What follows is a block of records; reproduce all of it verbatim.

» **Records from a dataset**:

○ ○ ○ ○ ○

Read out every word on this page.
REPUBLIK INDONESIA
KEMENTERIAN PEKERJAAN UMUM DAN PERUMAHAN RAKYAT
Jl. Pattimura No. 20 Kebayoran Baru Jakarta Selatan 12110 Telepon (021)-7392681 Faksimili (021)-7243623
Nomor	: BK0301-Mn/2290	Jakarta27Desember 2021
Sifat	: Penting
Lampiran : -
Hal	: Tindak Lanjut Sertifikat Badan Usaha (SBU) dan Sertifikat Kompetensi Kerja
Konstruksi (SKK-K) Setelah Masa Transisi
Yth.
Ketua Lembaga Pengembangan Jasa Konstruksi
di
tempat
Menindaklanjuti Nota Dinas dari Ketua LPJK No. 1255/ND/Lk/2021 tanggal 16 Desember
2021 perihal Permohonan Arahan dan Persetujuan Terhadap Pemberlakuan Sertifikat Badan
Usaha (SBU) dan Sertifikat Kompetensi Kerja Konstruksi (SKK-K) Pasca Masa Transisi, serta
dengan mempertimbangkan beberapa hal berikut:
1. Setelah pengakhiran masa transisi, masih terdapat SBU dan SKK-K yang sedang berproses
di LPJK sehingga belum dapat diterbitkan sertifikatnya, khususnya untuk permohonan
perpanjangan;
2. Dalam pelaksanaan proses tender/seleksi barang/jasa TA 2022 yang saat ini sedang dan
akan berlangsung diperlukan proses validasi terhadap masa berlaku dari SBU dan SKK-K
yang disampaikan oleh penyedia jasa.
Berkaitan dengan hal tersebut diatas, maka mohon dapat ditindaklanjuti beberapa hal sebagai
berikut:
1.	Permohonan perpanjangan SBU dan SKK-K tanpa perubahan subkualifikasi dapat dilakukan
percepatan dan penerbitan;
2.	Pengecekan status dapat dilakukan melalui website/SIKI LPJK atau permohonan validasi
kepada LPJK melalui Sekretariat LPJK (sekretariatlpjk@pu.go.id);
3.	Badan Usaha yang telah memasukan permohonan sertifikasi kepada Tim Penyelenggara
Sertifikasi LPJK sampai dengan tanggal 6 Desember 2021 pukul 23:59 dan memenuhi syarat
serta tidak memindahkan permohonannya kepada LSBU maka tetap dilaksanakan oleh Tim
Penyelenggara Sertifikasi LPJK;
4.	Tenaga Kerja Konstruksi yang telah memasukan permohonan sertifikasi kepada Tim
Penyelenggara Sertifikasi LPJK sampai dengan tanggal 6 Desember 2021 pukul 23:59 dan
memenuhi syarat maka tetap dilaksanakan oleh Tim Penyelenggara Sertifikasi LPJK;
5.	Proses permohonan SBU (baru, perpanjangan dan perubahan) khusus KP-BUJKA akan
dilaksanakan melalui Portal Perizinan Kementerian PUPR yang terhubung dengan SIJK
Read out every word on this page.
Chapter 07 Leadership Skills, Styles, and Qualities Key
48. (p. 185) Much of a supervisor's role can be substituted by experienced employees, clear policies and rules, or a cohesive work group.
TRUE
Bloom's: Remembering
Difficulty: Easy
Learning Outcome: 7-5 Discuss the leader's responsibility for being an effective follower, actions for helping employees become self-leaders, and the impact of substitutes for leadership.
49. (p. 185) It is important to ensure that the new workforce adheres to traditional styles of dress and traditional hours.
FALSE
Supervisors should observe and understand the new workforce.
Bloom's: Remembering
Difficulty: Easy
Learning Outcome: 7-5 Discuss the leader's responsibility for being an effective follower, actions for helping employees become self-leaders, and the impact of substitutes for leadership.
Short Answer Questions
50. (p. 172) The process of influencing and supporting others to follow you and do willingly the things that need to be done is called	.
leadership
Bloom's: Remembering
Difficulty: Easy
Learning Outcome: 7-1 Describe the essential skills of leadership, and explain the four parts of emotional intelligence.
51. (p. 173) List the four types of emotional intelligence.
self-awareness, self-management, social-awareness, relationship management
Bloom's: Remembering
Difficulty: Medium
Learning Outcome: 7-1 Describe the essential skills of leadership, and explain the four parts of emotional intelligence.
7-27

○ ○ ○ ○ ○

» **EXERCISE OUTPUT**:
Read out every word on this page.
REPUBLIK INDONESIA
KEMENTERIAN PEKERJAAN UMUM DAN PERUMAHAN RAKYAT
Jl. Pattimura No. 20 Kebayoran Baru Jakarta Selatan 12110 Telepon (021)-7392681 Faksimili (021)-7243623
Nomor	: BK0301-Mn/2290	Jakarta27Desember 2021
Sifat	: Penting
Lampiran : -
Hal	: Tindak Lanjut Sertifikat Badan Usaha (SBU) dan Sertifikat Kompetensi Kerja
Konstruksi (SKK-K) Setelah Masa Transisi
Yth.
Ketua Lembaga Pengembangan Jasa Konstruksi
di
tempat
Menindaklanjuti Nota Dinas dari Ketua LPJK No. 1255/ND/Lk/2021 tanggal 16 Desember
2021 perihal Permohonan Arahan dan Persetujuan Terhadap Pemberlakuan Sertifikat Badan
Usaha (SBU) dan Sertifikat Kompetensi Kerja Konstruksi (SKK-K) Pasca Masa Transisi, serta
dengan mempertimbangkan beberapa hal berikut:
1. Setelah pengakhiran masa transisi, masih terdapat SBU dan SKK-K yang sedang berproses
di LPJK sehingga belum dapat diterbitkan sertifikatnya, khususnya untuk permohonan
perpanjangan;
2. Dalam pelaksanaan proses tender/seleksi barang/jasa TA 2022 yang saat ini sedang dan
akan berlangsung diperlukan proses validasi terhadap masa berlaku dari SBU dan SKK-K
yang disampaikan oleh penyedia jasa.
Berkaitan dengan hal tersebut diatas, maka mohon dapat ditindaklanjuti beberapa hal sebagai
berikut:
1.	Permohonan perpanjangan SBU dan SKK-K tanpa perubahan subkualifikasi dapat dilakukan
percepatan dan penerbitan;
2.	Pengecekan status dapat dilakukan melalui website/SIKI LPJK atau permohonan validasi
kepada LPJK melalui Sekretariat LPJK (sekretariatlpjk@pu.go.id);
3.	Badan Usaha yang telah memasukan permohonan sertifikasi kepada Tim Penyelenggara
Sertifikasi LPJK sampai dengan tanggal 6 Desember 2021 pukul 23:59 dan memenuhi syarat
serta tidak memindahkan permohonannya kepada LSBU maka tetap dilaksanakan oleh Tim
Penyelenggara Sertifikasi LPJK;
4.	Tenaga Kerja Konstruksi yang telah memasukan permohonan sertifikasi kepada Tim
Penyelenggara Sertifikasi LPJK sampai dengan tanggal 6 Desember 2021 pukul 23:59 dan
memenuhi syarat maka tetap dilaksanakan oleh Tim Penyelenggara Sertifikasi LPJK;
5.	Proses permohonan SBU (baru, perpanjangan dan perubahan) khusus KP-BUJKA akan
dilaksanakan melalui Portal Perizinan Kementerian PUPR yang terhubung dengan SIJK
Read out every word on this page.
Chapter 07 Leadership Skills, Styles, and Qualities Key
48. (p. 185) Much of a supervisor's role can be substituted by experienced employees, clear policies and rules, or a cohesive work group.
TRUE
Bloom's: Remembering
Difficulty: Easy
Learning Outcome: 7-5 Discuss the leader's responsibility for being an effective follower, actions for helping employees become self-leaders, and the impact of substitutes for leadership.
49. (p. 185) It is important to ensure that the new workforce adheres to traditional styles of dress and traditional hours.
FALSE
Supervisors should observe and understand the new workforce.
Bloom's: Remembering
Difficulty: Easy
Learning Outcome: 7-5 Discuss the leader's responsibility for being an effective follower, actions for helping employees become self-leaders, and the impact of substitutes for leadership.
Short Answer Questions
50. (p. 172) The process of influencing and supporting others to follow you and do willingly the things that need to be done is called	.
leadership
Bloom's: Remembering
Difficulty: Easy
Learning Outcome: 7-1 Describe the essential skills of leadership, and explain the four parts of emotional intelligence.
51. (p. 173) List the four types of emotional intelligence.
self-awareness, self-management, social-awareness, relationship management
Bloom's: Remembering
Difficulty: Medium
Learning Outcome: 7-1 Describe the essential skills of leadership, and explain the four parts of emotional intelligence.
7-27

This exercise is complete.